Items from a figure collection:
———

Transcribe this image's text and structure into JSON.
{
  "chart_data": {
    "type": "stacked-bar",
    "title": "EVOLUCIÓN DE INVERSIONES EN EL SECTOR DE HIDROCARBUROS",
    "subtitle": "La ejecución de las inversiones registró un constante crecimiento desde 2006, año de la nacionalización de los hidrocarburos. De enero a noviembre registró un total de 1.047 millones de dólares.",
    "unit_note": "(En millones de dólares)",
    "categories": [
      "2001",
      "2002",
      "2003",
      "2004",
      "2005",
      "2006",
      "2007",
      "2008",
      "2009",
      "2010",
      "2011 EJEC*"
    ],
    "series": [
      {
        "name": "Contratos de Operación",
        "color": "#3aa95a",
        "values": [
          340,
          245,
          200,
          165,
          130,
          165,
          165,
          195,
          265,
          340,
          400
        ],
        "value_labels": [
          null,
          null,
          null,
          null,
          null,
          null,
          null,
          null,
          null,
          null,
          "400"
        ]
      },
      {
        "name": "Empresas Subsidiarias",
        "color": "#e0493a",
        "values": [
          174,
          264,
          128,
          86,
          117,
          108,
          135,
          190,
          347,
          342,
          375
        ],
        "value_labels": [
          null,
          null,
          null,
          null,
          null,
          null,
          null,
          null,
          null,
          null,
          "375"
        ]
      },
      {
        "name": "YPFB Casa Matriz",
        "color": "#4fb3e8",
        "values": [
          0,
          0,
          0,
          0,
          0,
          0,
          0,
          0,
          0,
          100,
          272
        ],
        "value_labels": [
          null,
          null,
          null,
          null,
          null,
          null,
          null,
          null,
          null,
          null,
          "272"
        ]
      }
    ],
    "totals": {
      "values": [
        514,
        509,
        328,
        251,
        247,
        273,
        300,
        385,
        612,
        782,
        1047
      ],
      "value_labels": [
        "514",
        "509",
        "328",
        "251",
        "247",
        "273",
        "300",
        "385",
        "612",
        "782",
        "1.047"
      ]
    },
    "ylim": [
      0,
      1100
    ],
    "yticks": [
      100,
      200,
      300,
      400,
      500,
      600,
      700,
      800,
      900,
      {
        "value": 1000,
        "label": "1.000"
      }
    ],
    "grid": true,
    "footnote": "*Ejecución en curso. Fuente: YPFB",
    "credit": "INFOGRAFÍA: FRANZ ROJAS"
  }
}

———

- What you need to do
Your task is to transcribe the material exactly.

- Solved problem
Transcribe this image's text and structure into JSON.
{
  "chart_data": {
    "type": "stacked-bar",
    "title": "EVOLUCIÓN DE INVERSIONES EN EL SECTOR DE HIDROCARBUROS",
    "subtitle": "La ejecución de las inversiones registró un constante crecimiento desde 2006, año de la nacionalización de los hidrocarburos. De enero a noviembre registró un total de 1.047 millones de dólares.",
    "unit_note": "(En millones de dólares)",
    "categories": [
      "2001",
      "2002",
      "2003",
      "2004",
      "2005",
      "2006",
      "2007",
      "2008",
      "2009",
      "2010",
      "2011 EJEC*"
    ],
    "series": [
      {
        "name": "Contratos de Operación",
        "color": "#3aa95a",
        "values": [
          340,
          245,
          200,
          165,
          130,
          165,
          165,
          195,
          265,
          340,
          400
        ],
        "value_labels": [
          null,
          null,
          null,
          null,
          null,
          null,
          null,
          null,
          null,
          null,
          "400"
        ]
      },
      {
        "name": "Empresas Subsidiarias",
        "color": "#e0493a",
        "values": [
          174,
          264,
          128,
          86,
          117,
          108,
          135,
          190,
          347,
          342,
          375
        ],
        "value_labels": [
          null,
          null,
          null,
          null,
          null,
          null,
          null,
          null,
          null,
          null,
          "375"
        ]
      },
      {
        "name": "YPFB Casa Matriz",
        "color": "#4fb3e8",
        "values": [
          0,
          0,
          0,
          0,
          0,
          0,
          0,
          0,
          0,
          100,
          272
        ],
        "value_labels": [
          null,
          null,
          null,
          null,
          null,
          null,
          null,
          null,
          null,
          null,
          "272"
        ]
      }
    ],
    "totals": {
      "values": [
        514,
        509,
        328,
        251,
        247,
        273,
        300,
        385,
        612,
        782,
        1047
      ],
      "value_labels": [
        "514",
        "509",
        "328",
        "251",
        "247",
        "273",
        "300",
        "385",
        "612",
        "782",
        "1.047"
      ]
    },
    "ylim": [
      0,
      1100
    ],
    "yticks": [
      100,
      200,
      300,
      400,
      500,
      600,
      700,
      800,
      900,
      {
        "value": 1000,
        "label": "1.000"
      }
    ],
    "grid": true,
    "footnote": "*Ejecución en curso. Fuente: YPFB",
    "credit": "INFOGRAFÍA: FRANZ ROJAS"
  }
}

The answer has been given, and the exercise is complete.